▶ _Given exercise_
Are you able to retype all the records below exactly?

"""

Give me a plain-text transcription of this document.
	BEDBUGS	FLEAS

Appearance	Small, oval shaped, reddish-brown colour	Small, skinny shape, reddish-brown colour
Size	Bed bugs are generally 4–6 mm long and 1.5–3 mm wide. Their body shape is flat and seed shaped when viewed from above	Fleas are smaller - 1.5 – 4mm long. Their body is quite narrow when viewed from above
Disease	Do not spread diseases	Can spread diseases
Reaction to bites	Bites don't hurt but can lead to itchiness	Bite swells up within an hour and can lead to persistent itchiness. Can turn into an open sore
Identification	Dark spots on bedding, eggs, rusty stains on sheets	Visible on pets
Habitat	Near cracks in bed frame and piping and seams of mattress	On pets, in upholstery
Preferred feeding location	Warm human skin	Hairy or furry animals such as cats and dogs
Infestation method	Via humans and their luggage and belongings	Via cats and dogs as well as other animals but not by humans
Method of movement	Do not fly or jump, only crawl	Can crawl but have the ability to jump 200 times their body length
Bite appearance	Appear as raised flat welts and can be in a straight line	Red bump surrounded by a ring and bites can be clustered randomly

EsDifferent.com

"""

▶ _Response_
Give me a plain-text transcription of this document.
	BEDBUGS	FLEAS

Appearance	Small, oval shaped, reddish-brown colour	Small, skinny shape, reddish-brown colour
Size	Bed bugs are generally 4–6 mm long and 1.5–3 mm wide. Their body shape is flat and seed shaped when viewed from above	Fleas are smaller - 1.5 – 4mm long. Their body is quite narrow when viewed from above
Disease	Do not spread diseases	Can spread diseases
Reaction to bites	Bites don't hurt but can lead to itchiness	Bite swells up within an hour and can lead to persistent itchiness. Can turn into an open sore
Identification	Dark spots on bedding, eggs, rusty stains on sheets	Visible on pets
Habitat	Near cracks in bed frame and piping and seams of mattress	On pets, in upholstery
Preferred feeding location	Warm human skin	Hairy or furry animals such as cats and dogs
Infestation method	Via humans and their luggage and belongings	Via cats and dogs as well as other animals but not by humans
Method of movement	Do not fly or jump, only crawl	Can crawl but have the ability to jump 200 times their body length
Bite appearance	Appear as raised flat welts and can be in a straight line	Red bump surrounded by a ring and bites can be clustered randomly

EsDifferent.com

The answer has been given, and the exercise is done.